→ **What this task involves**:
Spot every line with the word "object" and return it.

→ **Data for this exercise**:
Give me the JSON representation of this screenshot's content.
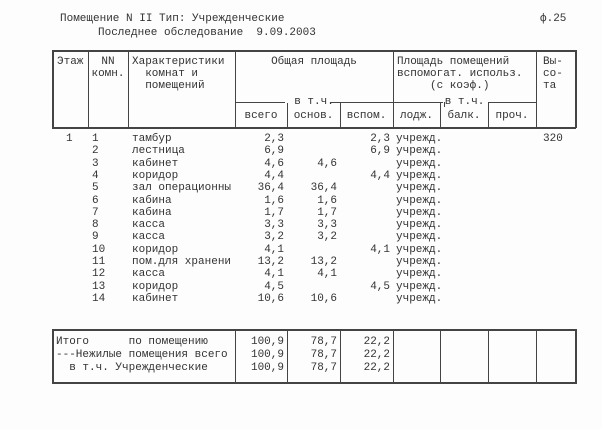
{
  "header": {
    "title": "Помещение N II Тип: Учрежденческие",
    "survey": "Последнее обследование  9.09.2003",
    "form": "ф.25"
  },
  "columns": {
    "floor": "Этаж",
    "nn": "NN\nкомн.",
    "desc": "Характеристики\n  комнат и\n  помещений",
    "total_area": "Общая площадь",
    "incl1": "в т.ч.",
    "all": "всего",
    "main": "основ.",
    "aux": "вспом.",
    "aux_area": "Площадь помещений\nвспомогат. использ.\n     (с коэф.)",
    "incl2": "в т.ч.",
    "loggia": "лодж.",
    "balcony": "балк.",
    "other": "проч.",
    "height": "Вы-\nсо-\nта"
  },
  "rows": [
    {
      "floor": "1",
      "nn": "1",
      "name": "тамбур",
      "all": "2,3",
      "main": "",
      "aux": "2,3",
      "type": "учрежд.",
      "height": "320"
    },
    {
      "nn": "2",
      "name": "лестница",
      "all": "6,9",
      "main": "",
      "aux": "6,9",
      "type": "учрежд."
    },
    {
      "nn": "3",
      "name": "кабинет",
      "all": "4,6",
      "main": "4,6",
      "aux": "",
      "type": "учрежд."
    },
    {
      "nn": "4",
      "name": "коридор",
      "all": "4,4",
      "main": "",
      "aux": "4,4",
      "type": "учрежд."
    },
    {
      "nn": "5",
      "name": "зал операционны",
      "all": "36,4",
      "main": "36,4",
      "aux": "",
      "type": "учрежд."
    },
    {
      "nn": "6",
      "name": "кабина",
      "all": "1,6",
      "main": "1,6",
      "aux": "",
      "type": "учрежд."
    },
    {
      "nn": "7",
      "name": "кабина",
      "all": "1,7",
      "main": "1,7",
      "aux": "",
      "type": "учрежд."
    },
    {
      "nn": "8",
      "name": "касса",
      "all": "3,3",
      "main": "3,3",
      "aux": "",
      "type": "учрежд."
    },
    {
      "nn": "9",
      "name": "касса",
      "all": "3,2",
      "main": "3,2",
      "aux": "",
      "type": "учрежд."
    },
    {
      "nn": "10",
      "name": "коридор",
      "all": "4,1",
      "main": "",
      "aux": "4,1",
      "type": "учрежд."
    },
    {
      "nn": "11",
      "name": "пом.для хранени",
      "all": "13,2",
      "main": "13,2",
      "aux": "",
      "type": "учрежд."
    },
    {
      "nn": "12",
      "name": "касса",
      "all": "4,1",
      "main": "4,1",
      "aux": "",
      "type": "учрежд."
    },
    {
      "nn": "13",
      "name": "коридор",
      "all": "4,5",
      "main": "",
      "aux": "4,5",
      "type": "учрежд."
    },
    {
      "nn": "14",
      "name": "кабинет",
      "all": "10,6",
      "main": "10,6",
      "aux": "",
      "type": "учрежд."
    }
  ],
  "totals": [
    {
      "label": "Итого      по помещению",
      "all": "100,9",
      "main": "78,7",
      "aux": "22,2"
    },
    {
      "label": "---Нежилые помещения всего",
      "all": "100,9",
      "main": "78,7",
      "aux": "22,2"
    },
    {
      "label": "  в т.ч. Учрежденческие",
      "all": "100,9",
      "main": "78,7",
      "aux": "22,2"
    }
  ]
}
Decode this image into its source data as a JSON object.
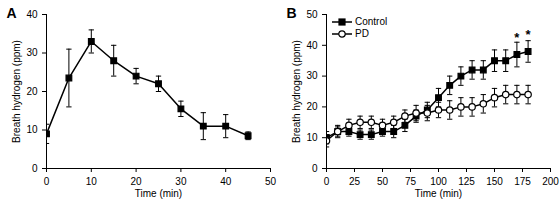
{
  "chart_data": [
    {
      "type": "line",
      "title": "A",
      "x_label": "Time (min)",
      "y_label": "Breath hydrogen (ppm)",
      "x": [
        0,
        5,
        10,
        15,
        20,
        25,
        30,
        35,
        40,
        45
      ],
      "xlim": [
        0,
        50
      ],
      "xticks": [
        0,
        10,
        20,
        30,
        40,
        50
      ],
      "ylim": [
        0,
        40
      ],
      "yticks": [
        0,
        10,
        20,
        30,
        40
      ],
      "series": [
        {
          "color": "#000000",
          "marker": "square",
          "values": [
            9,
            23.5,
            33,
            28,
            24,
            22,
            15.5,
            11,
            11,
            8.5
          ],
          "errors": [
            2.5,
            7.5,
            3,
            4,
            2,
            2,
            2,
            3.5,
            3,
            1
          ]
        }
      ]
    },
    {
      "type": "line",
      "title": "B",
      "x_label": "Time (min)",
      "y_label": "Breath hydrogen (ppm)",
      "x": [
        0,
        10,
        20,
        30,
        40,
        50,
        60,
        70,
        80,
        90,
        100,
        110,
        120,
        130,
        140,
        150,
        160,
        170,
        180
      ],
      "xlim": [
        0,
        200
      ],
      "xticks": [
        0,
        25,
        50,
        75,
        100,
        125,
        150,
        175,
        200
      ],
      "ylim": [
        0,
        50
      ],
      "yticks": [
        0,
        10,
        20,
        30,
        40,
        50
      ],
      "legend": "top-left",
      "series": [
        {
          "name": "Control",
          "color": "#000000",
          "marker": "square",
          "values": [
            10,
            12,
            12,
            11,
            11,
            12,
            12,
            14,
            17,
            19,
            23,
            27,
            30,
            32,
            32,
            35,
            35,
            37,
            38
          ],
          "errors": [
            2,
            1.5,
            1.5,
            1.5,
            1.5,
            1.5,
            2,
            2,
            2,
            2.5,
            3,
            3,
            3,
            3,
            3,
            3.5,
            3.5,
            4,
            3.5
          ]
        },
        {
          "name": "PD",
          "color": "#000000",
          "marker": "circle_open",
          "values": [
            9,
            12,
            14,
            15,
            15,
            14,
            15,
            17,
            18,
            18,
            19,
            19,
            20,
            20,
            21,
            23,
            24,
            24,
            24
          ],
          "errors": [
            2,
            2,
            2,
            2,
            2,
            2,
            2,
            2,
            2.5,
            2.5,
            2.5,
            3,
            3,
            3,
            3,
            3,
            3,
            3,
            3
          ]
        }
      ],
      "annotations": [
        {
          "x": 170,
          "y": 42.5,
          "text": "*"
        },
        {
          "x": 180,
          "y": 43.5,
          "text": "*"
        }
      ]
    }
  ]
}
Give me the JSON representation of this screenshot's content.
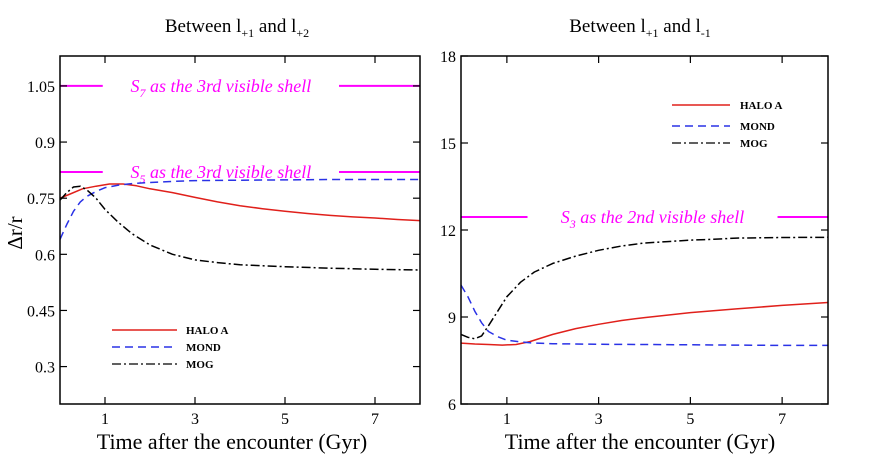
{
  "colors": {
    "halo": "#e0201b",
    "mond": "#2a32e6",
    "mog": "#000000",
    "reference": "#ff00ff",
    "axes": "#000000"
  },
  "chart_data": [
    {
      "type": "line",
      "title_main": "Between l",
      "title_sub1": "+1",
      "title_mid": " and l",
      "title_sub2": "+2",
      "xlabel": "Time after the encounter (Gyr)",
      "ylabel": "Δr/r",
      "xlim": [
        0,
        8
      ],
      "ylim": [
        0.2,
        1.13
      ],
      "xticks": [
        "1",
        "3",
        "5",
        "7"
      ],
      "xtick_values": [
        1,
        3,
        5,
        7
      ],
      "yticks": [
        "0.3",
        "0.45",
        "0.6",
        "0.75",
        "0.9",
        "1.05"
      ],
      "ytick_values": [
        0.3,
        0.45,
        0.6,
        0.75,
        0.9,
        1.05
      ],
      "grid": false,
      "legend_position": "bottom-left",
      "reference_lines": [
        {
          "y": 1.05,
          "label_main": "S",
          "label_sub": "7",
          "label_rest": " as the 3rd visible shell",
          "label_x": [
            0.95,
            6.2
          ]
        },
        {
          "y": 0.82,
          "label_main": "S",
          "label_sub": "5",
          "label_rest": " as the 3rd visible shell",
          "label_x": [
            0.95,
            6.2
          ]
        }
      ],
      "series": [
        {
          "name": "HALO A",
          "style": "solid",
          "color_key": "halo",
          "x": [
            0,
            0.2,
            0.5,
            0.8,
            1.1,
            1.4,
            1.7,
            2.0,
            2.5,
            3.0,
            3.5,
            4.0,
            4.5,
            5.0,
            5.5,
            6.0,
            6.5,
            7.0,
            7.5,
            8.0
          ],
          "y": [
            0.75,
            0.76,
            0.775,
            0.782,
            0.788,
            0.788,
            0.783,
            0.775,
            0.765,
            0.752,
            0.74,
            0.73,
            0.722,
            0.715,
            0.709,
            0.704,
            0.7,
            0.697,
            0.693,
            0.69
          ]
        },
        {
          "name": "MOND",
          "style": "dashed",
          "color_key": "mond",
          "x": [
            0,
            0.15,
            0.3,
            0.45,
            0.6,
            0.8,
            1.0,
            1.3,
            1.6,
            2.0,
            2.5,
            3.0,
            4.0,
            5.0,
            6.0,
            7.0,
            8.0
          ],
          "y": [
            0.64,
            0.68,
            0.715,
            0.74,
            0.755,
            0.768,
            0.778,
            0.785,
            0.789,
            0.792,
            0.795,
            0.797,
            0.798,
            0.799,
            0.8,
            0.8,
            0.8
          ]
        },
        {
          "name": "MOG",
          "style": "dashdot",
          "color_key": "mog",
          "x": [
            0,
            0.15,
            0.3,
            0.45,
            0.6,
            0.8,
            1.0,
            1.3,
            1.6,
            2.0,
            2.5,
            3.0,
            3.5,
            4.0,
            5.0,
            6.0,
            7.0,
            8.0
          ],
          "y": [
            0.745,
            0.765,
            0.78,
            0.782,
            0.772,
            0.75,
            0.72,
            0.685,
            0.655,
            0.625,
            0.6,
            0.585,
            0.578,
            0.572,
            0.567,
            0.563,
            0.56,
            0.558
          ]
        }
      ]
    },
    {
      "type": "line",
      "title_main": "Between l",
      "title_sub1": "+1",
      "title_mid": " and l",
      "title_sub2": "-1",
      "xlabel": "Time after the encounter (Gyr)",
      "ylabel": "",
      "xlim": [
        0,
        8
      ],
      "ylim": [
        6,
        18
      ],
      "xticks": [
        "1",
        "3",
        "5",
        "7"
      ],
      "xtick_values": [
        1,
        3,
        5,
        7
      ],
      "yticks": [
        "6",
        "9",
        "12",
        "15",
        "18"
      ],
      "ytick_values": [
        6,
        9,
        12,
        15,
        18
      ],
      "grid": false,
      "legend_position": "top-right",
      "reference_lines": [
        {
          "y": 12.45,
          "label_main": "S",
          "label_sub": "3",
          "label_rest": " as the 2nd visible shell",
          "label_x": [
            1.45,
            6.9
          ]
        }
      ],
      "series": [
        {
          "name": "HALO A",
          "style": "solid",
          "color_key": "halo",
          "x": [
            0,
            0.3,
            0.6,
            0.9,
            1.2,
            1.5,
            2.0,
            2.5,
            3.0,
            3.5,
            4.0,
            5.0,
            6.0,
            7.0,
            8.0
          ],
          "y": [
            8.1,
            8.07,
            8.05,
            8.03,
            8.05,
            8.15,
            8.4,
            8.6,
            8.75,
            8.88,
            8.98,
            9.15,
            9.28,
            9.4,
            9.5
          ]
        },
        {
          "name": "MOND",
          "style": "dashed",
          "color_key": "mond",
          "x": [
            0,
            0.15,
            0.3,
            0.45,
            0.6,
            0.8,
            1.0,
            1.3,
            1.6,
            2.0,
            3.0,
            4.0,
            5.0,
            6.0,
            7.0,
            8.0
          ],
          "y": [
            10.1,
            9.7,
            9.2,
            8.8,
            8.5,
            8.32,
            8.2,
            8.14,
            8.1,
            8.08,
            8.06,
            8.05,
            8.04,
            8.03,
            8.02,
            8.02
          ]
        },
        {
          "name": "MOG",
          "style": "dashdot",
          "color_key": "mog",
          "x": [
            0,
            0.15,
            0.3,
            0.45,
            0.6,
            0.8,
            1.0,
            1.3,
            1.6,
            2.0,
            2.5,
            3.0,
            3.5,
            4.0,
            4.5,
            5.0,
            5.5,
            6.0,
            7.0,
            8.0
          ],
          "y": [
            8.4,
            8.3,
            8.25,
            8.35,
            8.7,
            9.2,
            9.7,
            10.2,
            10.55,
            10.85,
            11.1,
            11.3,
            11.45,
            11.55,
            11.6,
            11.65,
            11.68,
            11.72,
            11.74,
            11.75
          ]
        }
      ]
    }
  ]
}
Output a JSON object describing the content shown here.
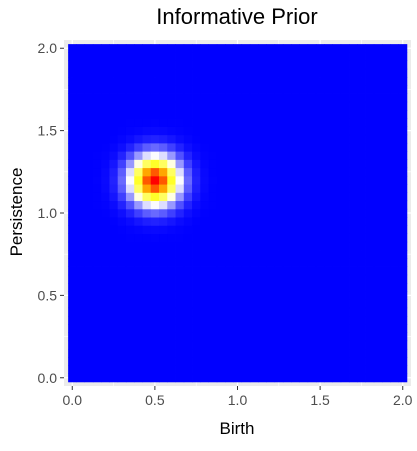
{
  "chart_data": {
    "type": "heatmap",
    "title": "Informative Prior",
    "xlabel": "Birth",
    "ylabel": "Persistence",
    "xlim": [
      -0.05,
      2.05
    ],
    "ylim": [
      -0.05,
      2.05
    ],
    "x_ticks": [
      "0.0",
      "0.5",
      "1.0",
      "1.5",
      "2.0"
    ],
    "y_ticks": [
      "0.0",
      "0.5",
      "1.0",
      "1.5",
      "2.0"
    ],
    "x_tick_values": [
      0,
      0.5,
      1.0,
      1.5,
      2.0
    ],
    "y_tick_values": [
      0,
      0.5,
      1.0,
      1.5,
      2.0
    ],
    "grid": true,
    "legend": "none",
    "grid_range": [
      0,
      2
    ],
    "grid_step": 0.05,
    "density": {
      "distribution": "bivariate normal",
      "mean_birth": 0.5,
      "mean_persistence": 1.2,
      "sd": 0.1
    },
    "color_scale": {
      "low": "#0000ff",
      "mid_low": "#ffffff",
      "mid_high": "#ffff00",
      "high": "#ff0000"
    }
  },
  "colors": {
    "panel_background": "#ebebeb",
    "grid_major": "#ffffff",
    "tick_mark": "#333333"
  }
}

→ **Answer for this exercise**:
Decode this image into its source data as a JSON object.
Output a JSON object describing the content shown here.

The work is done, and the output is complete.